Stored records
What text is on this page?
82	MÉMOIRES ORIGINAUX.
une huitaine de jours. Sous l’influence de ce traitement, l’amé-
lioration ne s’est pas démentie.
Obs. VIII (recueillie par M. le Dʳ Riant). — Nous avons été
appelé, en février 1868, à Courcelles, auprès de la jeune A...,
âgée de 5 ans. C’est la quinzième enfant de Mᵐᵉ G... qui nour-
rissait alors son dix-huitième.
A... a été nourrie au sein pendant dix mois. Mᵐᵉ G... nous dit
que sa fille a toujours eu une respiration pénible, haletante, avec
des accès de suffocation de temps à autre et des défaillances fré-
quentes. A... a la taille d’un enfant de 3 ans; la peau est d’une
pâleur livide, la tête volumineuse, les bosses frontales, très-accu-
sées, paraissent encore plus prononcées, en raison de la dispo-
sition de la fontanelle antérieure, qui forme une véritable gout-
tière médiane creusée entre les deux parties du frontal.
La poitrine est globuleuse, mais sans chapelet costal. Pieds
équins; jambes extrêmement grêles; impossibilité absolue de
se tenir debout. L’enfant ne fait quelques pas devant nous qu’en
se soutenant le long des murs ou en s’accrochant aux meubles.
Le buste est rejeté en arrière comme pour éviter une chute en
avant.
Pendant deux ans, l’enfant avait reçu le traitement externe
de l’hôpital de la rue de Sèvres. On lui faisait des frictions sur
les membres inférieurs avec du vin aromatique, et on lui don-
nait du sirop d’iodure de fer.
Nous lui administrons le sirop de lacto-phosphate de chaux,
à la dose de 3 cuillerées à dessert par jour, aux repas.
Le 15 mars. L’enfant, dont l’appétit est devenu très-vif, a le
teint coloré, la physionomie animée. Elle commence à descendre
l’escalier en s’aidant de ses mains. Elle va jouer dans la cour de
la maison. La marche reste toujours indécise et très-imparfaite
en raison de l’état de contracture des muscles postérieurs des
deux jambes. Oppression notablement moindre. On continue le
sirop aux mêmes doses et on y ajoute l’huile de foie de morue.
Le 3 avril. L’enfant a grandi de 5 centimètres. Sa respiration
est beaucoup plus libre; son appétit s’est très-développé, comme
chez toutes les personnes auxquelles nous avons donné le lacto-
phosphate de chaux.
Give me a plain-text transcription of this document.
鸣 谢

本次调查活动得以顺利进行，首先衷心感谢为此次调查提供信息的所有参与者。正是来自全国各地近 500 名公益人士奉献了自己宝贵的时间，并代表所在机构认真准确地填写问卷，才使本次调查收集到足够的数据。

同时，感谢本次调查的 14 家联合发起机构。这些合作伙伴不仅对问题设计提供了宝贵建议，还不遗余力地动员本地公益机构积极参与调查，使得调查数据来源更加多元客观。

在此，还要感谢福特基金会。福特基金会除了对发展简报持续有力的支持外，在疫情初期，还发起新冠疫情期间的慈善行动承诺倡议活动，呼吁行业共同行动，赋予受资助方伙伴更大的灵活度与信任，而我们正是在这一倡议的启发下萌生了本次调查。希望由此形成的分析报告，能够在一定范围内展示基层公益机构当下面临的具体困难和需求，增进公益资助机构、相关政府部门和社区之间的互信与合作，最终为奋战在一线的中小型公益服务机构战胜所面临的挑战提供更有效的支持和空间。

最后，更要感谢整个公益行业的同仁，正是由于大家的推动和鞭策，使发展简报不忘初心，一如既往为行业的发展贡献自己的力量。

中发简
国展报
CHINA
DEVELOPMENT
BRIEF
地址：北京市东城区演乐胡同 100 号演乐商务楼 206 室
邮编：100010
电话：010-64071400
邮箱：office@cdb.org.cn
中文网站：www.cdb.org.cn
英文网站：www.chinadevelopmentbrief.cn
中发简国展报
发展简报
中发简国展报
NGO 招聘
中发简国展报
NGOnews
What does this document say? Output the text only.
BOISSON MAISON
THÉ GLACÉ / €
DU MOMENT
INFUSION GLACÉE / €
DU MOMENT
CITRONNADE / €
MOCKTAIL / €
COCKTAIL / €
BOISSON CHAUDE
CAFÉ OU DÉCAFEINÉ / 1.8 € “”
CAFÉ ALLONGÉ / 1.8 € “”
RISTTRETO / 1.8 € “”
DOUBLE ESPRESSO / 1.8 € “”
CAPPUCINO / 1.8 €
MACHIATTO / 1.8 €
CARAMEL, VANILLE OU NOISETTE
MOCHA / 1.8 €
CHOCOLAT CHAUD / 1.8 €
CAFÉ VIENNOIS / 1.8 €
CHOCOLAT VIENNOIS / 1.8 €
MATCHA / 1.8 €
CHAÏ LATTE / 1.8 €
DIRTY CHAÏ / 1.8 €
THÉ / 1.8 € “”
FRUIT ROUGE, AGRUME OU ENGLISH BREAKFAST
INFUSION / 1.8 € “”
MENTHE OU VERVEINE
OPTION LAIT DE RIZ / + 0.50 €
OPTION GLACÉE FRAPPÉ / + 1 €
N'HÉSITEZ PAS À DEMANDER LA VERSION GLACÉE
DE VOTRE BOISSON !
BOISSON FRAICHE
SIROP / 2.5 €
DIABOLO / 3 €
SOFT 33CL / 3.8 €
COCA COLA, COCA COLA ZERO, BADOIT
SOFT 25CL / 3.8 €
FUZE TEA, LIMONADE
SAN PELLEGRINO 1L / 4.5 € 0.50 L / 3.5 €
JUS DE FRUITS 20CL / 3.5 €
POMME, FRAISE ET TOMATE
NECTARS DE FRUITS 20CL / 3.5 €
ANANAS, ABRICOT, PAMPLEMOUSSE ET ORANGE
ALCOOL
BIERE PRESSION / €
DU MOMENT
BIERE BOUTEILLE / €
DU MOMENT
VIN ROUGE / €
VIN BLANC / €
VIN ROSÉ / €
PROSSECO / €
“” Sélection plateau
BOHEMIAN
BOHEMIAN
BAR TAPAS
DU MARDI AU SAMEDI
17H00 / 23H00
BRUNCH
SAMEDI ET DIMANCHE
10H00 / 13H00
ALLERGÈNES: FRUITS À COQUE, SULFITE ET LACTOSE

• **WRITTEN REQUEST**
Return every line above in which the string "text" occurs.

• **COMPLETE ANSWER**
What text is on this page?
Give me a plain-text transcription of this document.
What does this document say? Output the text only.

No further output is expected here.